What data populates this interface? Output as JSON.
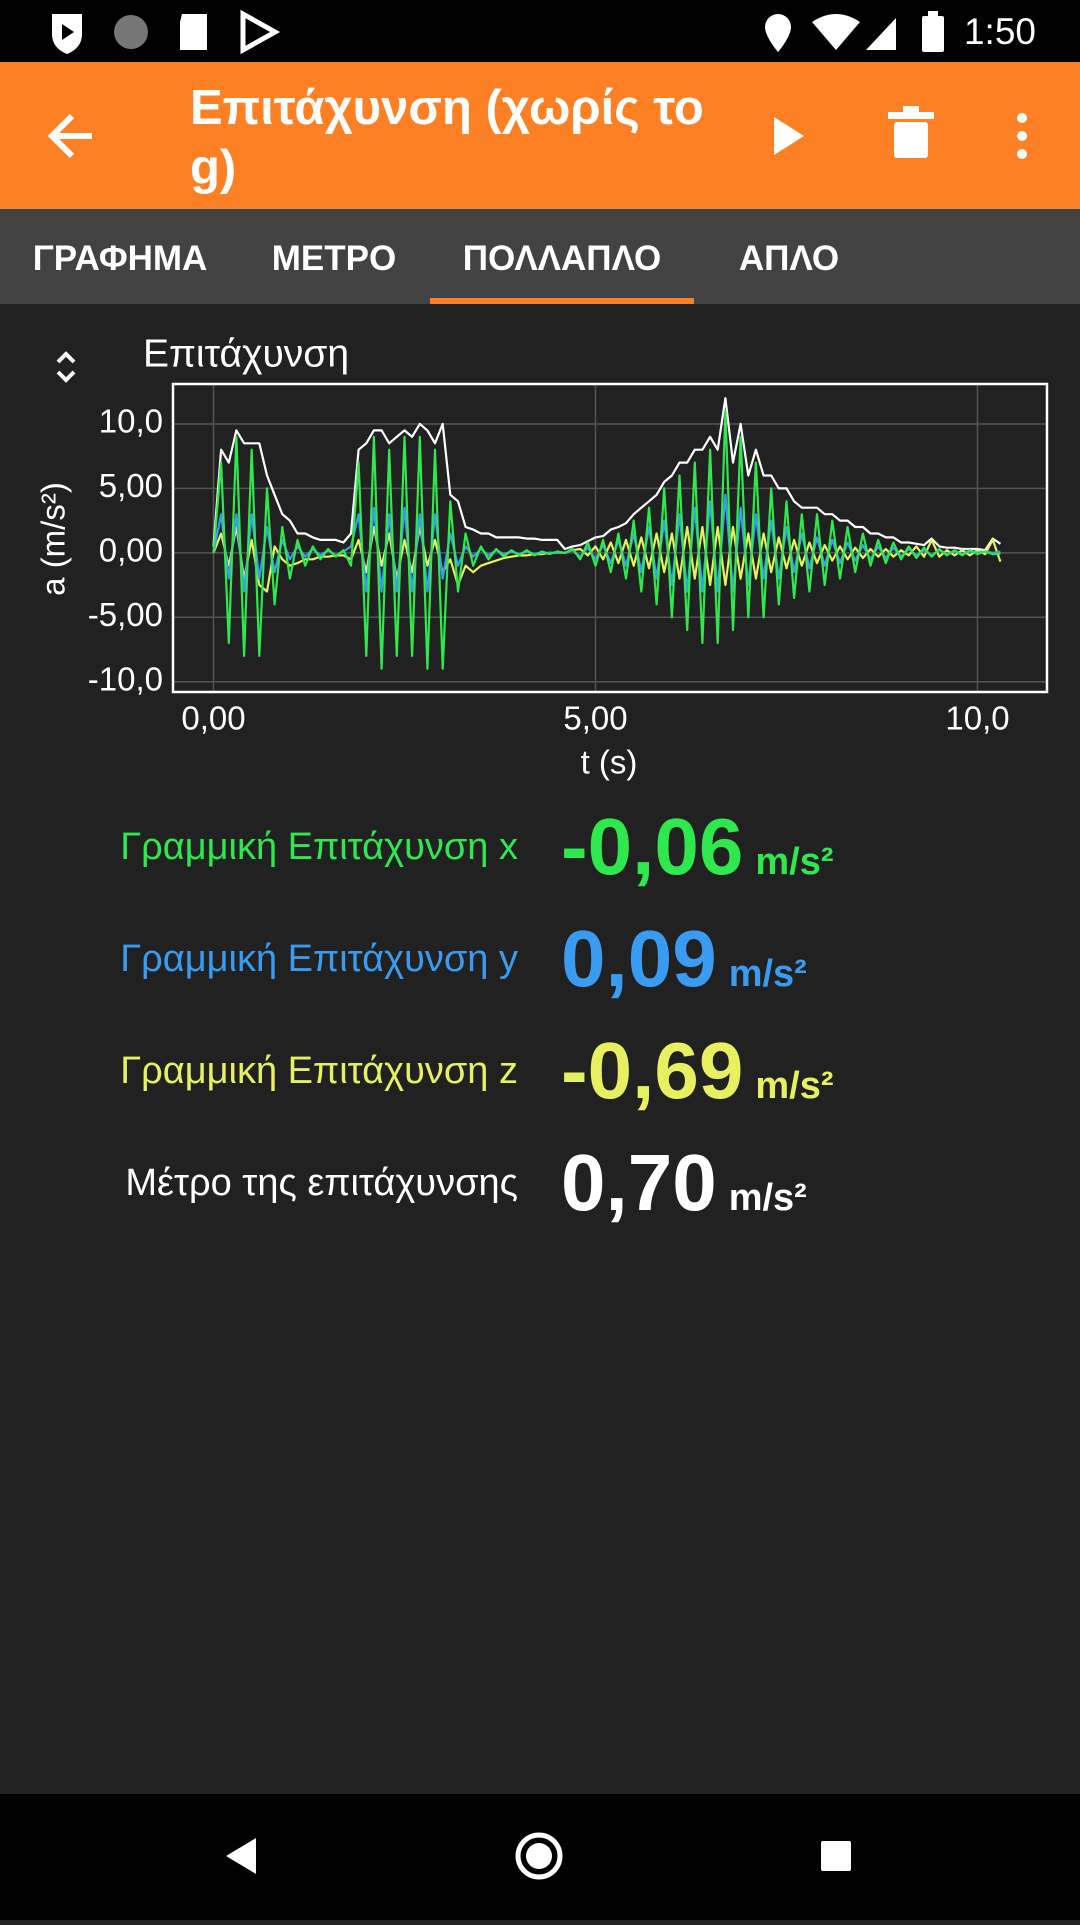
{
  "status_bar": {
    "time": "1:50"
  },
  "toolbar": {
    "title": "Επιτάχυνση (χωρίς το g)"
  },
  "tabs": [
    "ΓΡΑΦΗΜΑ",
    "ΜΕΤΡΟ",
    "ΠΟΛΛΑΠΛΟ",
    "ΑΠΛΟ"
  ],
  "selected_tab": 2,
  "chart_data": {
    "type": "line",
    "title": "Επιτάχυνση",
    "xlabel": "t (s)",
    "ylabel": "a (m/s²)",
    "x": [
      0,
      0.1,
      0.2,
      0.3,
      0.4,
      0.5,
      0.6,
      0.7,
      0.8,
      0.9,
      1,
      1.1,
      1.2,
      1.3,
      1.4,
      1.5,
      1.6,
      1.7,
      1.8,
      1.9,
      2,
      2.1,
      2.2,
      2.3,
      2.4,
      2.5,
      2.6,
      2.7,
      2.8,
      2.9,
      3,
      3.1,
      3.2,
      3.3,
      3.4,
      3.5,
      3.6,
      3.7,
      3.8,
      3.9,
      4,
      4.1,
      4.2,
      4.3,
      4.4,
      4.5,
      4.6,
      4.7,
      4.8,
      4.9,
      5,
      5.1,
      5.2,
      5.3,
      5.4,
      5.5,
      5.6,
      5.7,
      5.8,
      5.9,
      6,
      6.1,
      6.2,
      6.3,
      6.4,
      6.5,
      6.6,
      6.7,
      6.8,
      6.9,
      7,
      7.1,
      7.2,
      7.3,
      7.4,
      7.5,
      7.6,
      7.7,
      7.8,
      7.9,
      8,
      8.1,
      8.2,
      8.3,
      8.4,
      8.5,
      8.6,
      8.7,
      8.8,
      8.9,
      9,
      9.1,
      9.2,
      9.3,
      9.4,
      9.5,
      9.6,
      9.7,
      9.8,
      9.9,
      10,
      10.1,
      10.2,
      10.3
    ],
    "series": [
      {
        "color": "#ffffff",
        "values": [
          0.5,
          8,
          7,
          9.5,
          8.5,
          8.5,
          8.5,
          6,
          4.5,
          3,
          2.5,
          1.5,
          1.5,
          1.2,
          1,
          1,
          1,
          0.8,
          1.5,
          8,
          8.5,
          9.5,
          9.5,
          8.5,
          9,
          9.5,
          9,
          10,
          9.5,
          8.5,
          10,
          4.5,
          4,
          2,
          1.8,
          1.5,
          1.5,
          1.2,
          1.2,
          1.2,
          1.2,
          1.1,
          1.1,
          1,
          1,
          1,
          0.3,
          0.5,
          0.6,
          0.9,
          1.2,
          1.3,
          1.8,
          2,
          2.3,
          3,
          3.5,
          4,
          4.5,
          5.5,
          6,
          7,
          7,
          8,
          8,
          9,
          8,
          12,
          7,
          10,
          6,
          8,
          6,
          6,
          5,
          5,
          4,
          3.5,
          3.5,
          3.5,
          3,
          3,
          2.5,
          2.5,
          2,
          2,
          1.5,
          1.5,
          1.2,
          1.2,
          0.8,
          0.8,
          0.7,
          0.6,
          1.1,
          0.5,
          0.4,
          0.4,
          0.3,
          0.3,
          0.3,
          0.2,
          1.1,
          0.7
        ]
      },
      {
        "color": "#e6f060",
        "values": [
          0,
          1.5,
          -1,
          2,
          -2,
          1,
          -2.5,
          -3,
          0.5,
          -0.5,
          -1,
          -0.8,
          -0.5,
          -0.5,
          -0.3,
          -0.3,
          -0.2,
          -0.2,
          -0.5,
          1,
          -1.5,
          2,
          -1,
          1.5,
          -2,
          1,
          -1.5,
          2,
          -1,
          1,
          -1.5,
          -0.5,
          -2.5,
          -1,
          -1.5,
          -1,
          -0.8,
          -0.6,
          -0.4,
          -0.3,
          -0.2,
          -0.2,
          -0.1,
          -0.1,
          0,
          0,
          0,
          0.2,
          0.3,
          -0.2,
          0.5,
          -0.5,
          0.8,
          -0.8,
          1,
          -1,
          1.2,
          -1.2,
          1.5,
          -1.5,
          1.5,
          -2,
          2,
          -2,
          2,
          -2.5,
          2,
          -2.5,
          2,
          -2,
          1.5,
          -2,
          1.5,
          -1.5,
          1.2,
          -1.2,
          1,
          -1,
          0.8,
          -0.8,
          0.6,
          -0.6,
          0.5,
          -0.5,
          0.4,
          -0.4,
          0.3,
          -0.3,
          0.3,
          -0.3,
          0.2,
          -0.2,
          0.5,
          -0.3,
          1,
          -0.3,
          0.2,
          -0.2,
          0.2,
          -0.2,
          0.2,
          -0.1,
          1,
          -0.69
        ]
      },
      {
        "color": "#3a9cf0",
        "values": [
          0,
          3,
          -2,
          3,
          -3,
          3,
          -2,
          2,
          -1.5,
          1,
          -0.5,
          0.5,
          -0.3,
          0.3,
          -0.2,
          0.2,
          -0.2,
          0.1,
          0.5,
          3,
          -3,
          3.5,
          -3,
          3,
          -3,
          3.5,
          -3,
          3,
          -3,
          3,
          -2,
          1.5,
          -1,
          0.5,
          -0.3,
          0.3,
          -0.2,
          0.2,
          -0.1,
          0.1,
          -0.1,
          0.1,
          -0.1,
          0,
          0,
          0,
          0,
          0.2,
          -0.3,
          0.4,
          -0.5,
          0.6,
          -0.8,
          1,
          -1,
          1.5,
          -1.5,
          2,
          -2,
          2.5,
          -2.5,
          3,
          -3,
          3.5,
          -3,
          4,
          -3,
          4.5,
          -3,
          3.5,
          -2.5,
          3,
          -2,
          2.5,
          -2,
          2,
          -1.5,
          1.5,
          -1.2,
          1.2,
          -1,
          1,
          -0.8,
          0.8,
          -0.6,
          0.6,
          -0.5,
          0.5,
          -0.4,
          0.4,
          -0.3,
          0.3,
          -0.2,
          0.2,
          -0.2,
          0.2,
          -0.1,
          0.1,
          -0.1,
          0.1,
          0,
          0.1,
          0,
          0.09
        ]
      },
      {
        "color": "#2ee84e",
        "values": [
          0,
          7,
          -7,
          9,
          -8,
          8,
          -8,
          5,
          -4,
          2,
          -2,
          1,
          -1,
          0.5,
          -0.5,
          0.3,
          -0.3,
          0.2,
          -1,
          7,
          -8,
          9,
          -9,
          8,
          -8,
          9,
          -8,
          9,
          -9,
          8,
          -9,
          4,
          -3,
          1.5,
          -1,
          0.5,
          -0.5,
          0.3,
          -0.3,
          0.2,
          -0.2,
          0.2,
          -0.2,
          0.1,
          -0.1,
          0.1,
          0,
          0.3,
          -0.5,
          0.8,
          -1,
          1,
          -1.5,
          1.5,
          -2,
          2.5,
          -3,
          3.5,
          -4,
          5,
          -5,
          6,
          -6,
          7,
          -7,
          8,
          -7,
          11,
          -6,
          9,
          -5,
          7,
          -5,
          5,
          -4,
          4,
          -3.5,
          3,
          -3,
          3,
          -2.5,
          2.5,
          -2,
          2,
          -1.5,
          1.5,
          -1,
          1,
          -0.8,
          0.8,
          -0.5,
          0.5,
          -0.4,
          0.4,
          -0.3,
          0.3,
          -0.2,
          0.2,
          -0.2,
          0.2,
          -0.1,
          0.1,
          -0.1,
          -0.06
        ]
      }
    ],
    "xlim": [
      -0.53,
      10.91
    ],
    "ylim": [
      -10.8,
      13.1
    ],
    "xticks": [
      {
        "value": 0,
        "label": "0,00"
      },
      {
        "value": 5,
        "label": "5,00"
      },
      {
        "value": 10,
        "label": "10,0"
      }
    ],
    "yticks": [
      {
        "value": -10,
        "label": "-10,0"
      },
      {
        "value": -5,
        "label": "-5,00"
      },
      {
        "value": 0,
        "label": "0,00"
      },
      {
        "value": 5,
        "label": "5,00"
      },
      {
        "value": 10,
        "label": "10,0"
      }
    ],
    "grid": true
  },
  "readouts": [
    {
      "label": "Γραμμική Επιτάχυνση x",
      "value": "-0,06",
      "unit": "m/s²",
      "color": "#2ee84e"
    },
    {
      "label": "Γραμμική Επιτάχυνση y",
      "value": "0,09",
      "unit": "m/s²",
      "color": "#3a9cf0"
    },
    {
      "label": "Γραμμική Επιτάχυνση z",
      "value": "-0,69",
      "unit": "m/s²",
      "color": "#e6f060"
    },
    {
      "label": "Μέτρο της επιτάχυνσης",
      "value": "0,70",
      "unit": "m/s²",
      "color": "#ffffff"
    }
  ]
}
------------------------
WHAT IS EXPECTED.
Identify every line holding the word "color" and copy it out.

THE OUTPUT.
        "color": "#ffffff",
        "color": "#e6f060",
        "color": "#3a9cf0",
        "color": "#2ee84e",
      "color": "#2ee84e"
      "color": "#3a9cf0"
      "color": "#e6f060"
      "color": "#ffffff"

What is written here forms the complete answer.